= WORK TO BE COMPLETED =
Transcribe the listing word for word.

= PROVIDED DATA =
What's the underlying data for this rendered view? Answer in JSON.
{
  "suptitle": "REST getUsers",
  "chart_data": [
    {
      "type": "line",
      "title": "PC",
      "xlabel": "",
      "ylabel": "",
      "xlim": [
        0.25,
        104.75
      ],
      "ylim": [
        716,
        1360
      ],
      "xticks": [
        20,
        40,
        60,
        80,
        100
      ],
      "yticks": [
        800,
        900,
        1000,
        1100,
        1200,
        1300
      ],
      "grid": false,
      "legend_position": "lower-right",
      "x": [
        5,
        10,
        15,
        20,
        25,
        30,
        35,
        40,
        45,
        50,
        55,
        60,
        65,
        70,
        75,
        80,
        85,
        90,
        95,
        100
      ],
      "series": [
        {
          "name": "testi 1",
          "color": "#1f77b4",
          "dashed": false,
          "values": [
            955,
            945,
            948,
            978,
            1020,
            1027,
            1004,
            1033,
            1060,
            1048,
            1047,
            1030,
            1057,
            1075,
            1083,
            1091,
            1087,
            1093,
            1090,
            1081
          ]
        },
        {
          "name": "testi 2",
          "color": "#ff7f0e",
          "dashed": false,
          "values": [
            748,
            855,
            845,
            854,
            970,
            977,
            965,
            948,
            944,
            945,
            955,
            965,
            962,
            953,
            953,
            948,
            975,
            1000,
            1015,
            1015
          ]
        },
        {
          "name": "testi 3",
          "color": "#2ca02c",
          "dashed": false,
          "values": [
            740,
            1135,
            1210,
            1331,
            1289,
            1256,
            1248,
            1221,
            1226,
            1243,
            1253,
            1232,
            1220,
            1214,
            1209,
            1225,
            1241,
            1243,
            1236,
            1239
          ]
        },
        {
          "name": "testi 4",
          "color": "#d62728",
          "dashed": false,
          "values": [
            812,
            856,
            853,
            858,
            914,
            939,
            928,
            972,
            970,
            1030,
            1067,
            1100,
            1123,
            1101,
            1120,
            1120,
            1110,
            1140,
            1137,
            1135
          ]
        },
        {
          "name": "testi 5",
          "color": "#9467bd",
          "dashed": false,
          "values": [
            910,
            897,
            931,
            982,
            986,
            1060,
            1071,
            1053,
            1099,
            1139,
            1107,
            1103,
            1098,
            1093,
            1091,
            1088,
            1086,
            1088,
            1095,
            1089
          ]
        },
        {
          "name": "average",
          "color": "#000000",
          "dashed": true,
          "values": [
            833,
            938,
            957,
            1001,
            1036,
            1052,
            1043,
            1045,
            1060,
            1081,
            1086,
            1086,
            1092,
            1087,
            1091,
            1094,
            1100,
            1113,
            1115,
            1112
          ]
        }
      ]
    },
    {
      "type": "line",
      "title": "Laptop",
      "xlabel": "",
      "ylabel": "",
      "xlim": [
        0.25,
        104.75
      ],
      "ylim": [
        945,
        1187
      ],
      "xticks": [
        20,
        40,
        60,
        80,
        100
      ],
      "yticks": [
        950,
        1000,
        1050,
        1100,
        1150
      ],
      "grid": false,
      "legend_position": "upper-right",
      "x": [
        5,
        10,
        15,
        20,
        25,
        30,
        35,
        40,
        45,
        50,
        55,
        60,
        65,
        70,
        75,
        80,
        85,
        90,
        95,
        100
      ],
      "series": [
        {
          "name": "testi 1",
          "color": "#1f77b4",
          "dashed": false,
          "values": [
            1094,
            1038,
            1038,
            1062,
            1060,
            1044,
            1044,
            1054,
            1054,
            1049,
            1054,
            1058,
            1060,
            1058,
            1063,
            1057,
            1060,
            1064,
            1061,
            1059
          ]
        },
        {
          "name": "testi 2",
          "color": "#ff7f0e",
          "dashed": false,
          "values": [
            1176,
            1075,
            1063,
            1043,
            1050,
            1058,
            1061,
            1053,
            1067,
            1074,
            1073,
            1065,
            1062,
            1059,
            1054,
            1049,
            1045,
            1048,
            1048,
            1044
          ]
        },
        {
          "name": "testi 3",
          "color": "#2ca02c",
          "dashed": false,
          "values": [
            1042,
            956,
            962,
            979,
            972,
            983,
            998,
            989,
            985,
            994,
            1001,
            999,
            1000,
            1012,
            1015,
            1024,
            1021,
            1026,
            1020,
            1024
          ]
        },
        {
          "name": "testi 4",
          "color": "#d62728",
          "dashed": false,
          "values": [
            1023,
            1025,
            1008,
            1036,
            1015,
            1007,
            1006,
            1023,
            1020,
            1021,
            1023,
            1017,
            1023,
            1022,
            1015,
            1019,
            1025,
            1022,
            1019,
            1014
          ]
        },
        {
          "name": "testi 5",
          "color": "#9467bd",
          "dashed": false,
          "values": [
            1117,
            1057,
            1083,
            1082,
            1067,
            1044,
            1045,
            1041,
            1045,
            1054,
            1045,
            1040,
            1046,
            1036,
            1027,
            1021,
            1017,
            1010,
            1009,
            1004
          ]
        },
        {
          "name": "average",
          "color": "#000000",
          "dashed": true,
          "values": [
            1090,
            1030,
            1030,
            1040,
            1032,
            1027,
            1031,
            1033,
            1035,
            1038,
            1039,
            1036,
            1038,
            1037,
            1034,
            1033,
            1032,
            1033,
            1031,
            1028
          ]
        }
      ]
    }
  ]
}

= RESULT FOR THIS EXERCISE =
What's the underlying data for this rendered view? Answer in JSON.
{
  "suptitle": "REST getUsers",
  "chart_data": [
    {
      "type": "line",
      "title": "PC",
      "xlabel": "",
      "ylabel": "",
      "xlim": [
        0.25,
        104.75
      ],
      "ylim": [
        716,
        1360
      ],
      "xticks": [
        20,
        40,
        60,
        80,
        100
      ],
      "yticks": [
        800,
        900,
        1000,
        1100,
        1200,
        1300
      ],
      "grid": false,
      "legend_position": "lower-right",
      "x": [
        5,
        10,
        15,
        20,
        25,
        30,
        35,
        40,
        45,
        50,
        55,
        60,
        65,
        70,
        75,
        80,
        85,
        90,
        95,
        100
      ],
      "series": [
        {
          "name": "testi 1",
          "color": "#1f77b4",
          "dashed": false,
          "values": [
            955,
            945,
            948,
            978,
            1020,
            1027,
            1004,
            1033,
            1060,
            1048,
            1047,
            1030,
            1057,
            1075,
            1083,
            1091,
            1087,
            1093,
            1090,
            1081
          ]
        },
        {
          "name": "testi 2",
          "color": "#ff7f0e",
          "dashed": false,
          "values": [
            748,
            855,
            845,
            854,
            970,
            977,
            965,
            948,
            944,
            945,
            955,
            965,
            962,
            953,
            953,
            948,
            975,
            1000,
            1015,
            1015
          ]
        },
        {
          "name": "testi 3",
          "color": "#2ca02c",
          "dashed": false,
          "values": [
            740,
            1135,
            1210,
            1331,
            1289,
            1256,
            1248,
            1221,
            1226,
            1243,
            1253,
            1232,
            1220,
            1214,
            1209,
            1225,
            1241,
            1243,
            1236,
            1239
          ]
        },
        {
          "name": "testi 4",
          "color": "#d62728",
          "dashed": false,
          "values": [
            812,
            856,
            853,
            858,
            914,
            939,
            928,
            972,
            970,
            1030,
            1067,
            1100,
            1123,
            1101,
            1120,
            1120,
            1110,
            1140,
            1137,
            1135
          ]
        },
        {
          "name": "testi 5",
          "color": "#9467bd",
          "dashed": false,
          "values": [
            910,
            897,
            931,
            982,
            986,
            1060,
            1071,
            1053,
            1099,
            1139,
            1107,
            1103,
            1098,
            1093,
            1091,
            1088,
            1086,
            1088,
            1095,
            1089
          ]
        },
        {
          "name": "average",
          "color": "#000000",
          "dashed": true,
          "values": [
            833,
            938,
            957,
            1001,
            1036,
            1052,
            1043,
            1045,
            1060,
            1081,
            1086,
            1086,
            1092,
            1087,
            1091,
            1094,
            1100,
            1113,
            1115,
            1112
          ]
        }
      ]
    },
    {
      "type": "line",
      "title": "Laptop",
      "xlabel": "",
      "ylabel": "",
      "xlim": [
        0.25,
        104.75
      ],
      "ylim": [
        945,
        1187
      ],
      "xticks": [
        20,
        40,
        60,
        80,
        100
      ],
      "yticks": [
        950,
        1000,
        1050,
        1100,
        1150
      ],
      "grid": false,
      "legend_position": "upper-right",
      "x": [
        5,
        10,
        15,
        20,
        25,
        30,
        35,
        40,
        45,
        50,
        55,
        60,
        65,
        70,
        75,
        80,
        85,
        90,
        95,
        100
      ],
      "series": [
        {
          "name": "testi 1",
          "color": "#1f77b4",
          "dashed": false,
          "values": [
            1094,
            1038,
            1038,
            1062,
            1060,
            1044,
            1044,
            1054,
            1054,
            1049,
            1054,
            1058,
            1060,
            1058,
            1063,
            1057,
            1060,
            1064,
            1061,
            1059
          ]
        },
        {
          "name": "testi 2",
          "color": "#ff7f0e",
          "dashed": false,
          "values": [
            1176,
            1075,
            1063,
            1043,
            1050,
            1058,
            1061,
            1053,
            1067,
            1074,
            1073,
            1065,
            1062,
            1059,
            1054,
            1049,
            1045,
            1048,
            1048,
            1044
          ]
        },
        {
          "name": "testi 3",
          "color": "#2ca02c",
          "dashed": false,
          "values": [
            1042,
            956,
            962,
            979,
            972,
            983,
            998,
            989,
            985,
            994,
            1001,
            999,
            1000,
            1012,
            1015,
            1024,
            1021,
            1026,
            1020,
            1024
          ]
        },
        {
          "name": "testi 4",
          "color": "#d62728",
          "dashed": false,
          "values": [
            1023,
            1025,
            1008,
            1036,
            1015,
            1007,
            1006,
            1023,
            1020,
            1021,
            1023,
            1017,
            1023,
            1022,
            1015,
            1019,
            1025,
            1022,
            1019,
            1014
          ]
        },
        {
          "name": "testi 5",
          "color": "#9467bd",
          "dashed": false,
          "values": [
            1117,
            1057,
            1083,
            1082,
            1067,
            1044,
            1045,
            1041,
            1045,
            1054,
            1045,
            1040,
            1046,
            1036,
            1027,
            1021,
            1017,
            1010,
            1009,
            1004
          ]
        },
        {
          "name": "average",
          "color": "#000000",
          "dashed": true,
          "values": [
            1090,
            1030,
            1030,
            1040,
            1032,
            1027,
            1031,
            1033,
            1035,
            1038,
            1039,
            1036,
            1038,
            1037,
            1034,
            1033,
            1032,
            1033,
            1031,
            1028
          ]
        }
      ]
    }
  ]
}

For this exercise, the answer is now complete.